Most studies reviewed focused on relatively low-melting molded materials, particularly polypropylene. To establish broader feasibility, the authors suggest future work with higher-melting polymers, standardized cavity geometries, and more complex part designs.
Further research is also needed into mechanical properties beyond tensile strength, including compression, hardness, bending, and fatigue behavior under temperature conditions similar to injection molding. Conformal cooling channels and lattice structures were also identified as promising areas, particularly if polymer AM materials with higher thermal conductivity can be developed.
Viability depends on the use case
AM mold inserts can reduce lead times and enable complex insert designs that are difficult to manufacture with conventional CNC machining. Conformal cooling channels could also improve mold thermal management and reduce cycle times.
Even so, feasibility must be assessed according to the application. Material jetting and vat photopolymerization provide good surface finish but limited thermal performance and lower cycle counts. Metal laser powder bed fusion offers stronger thermal and mechanical performance but comes with higher costs and possible post-processing needs.

--- Material ---
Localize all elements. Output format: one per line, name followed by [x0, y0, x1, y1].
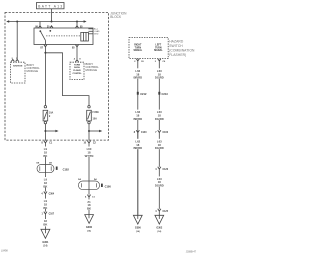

--- Directions ---
1. In the text on additive-manufactured mold inserts, which molded material did most of the reviewed studies focus on?
2. Extend the text on additive-manufactured mold inserts from the point where it stops.

--- Results for each task ---
1. Polypropylene.

2.
For manufacturers, the bottom line is that 3D printed mold inserts can work for specific injection molding use cases such as prototypes, short runs, and complex shapes. Success depends on matching the AM process and material to the expected production volume, molded polymer, part geometry, surface finish requirements, and molding conditions.
Resin tooling remains limited by durability and processing
Recent materials work points to the same constraint identified in the review. Formlabs, the Massachusetts-based developer of SLA and SLS 3D printers, recently introduced Tough 1500 Resin V2 and a second-generation Form Cure unit. The company said the resin brings 3D printed parts closer to the mechanical durability of injection molded components, while the curing system reduces post-processing times for engineering-grade resins to under 15 minutes.
That development reflects the broader push to close the performance gap between resin 3D printing and injection molding. For mold insert applications, however, the key question is not only whether a resin can approximate molded-part performance, but whether the printed insert can withstand repeated thermal and mechanical loading inside the mold.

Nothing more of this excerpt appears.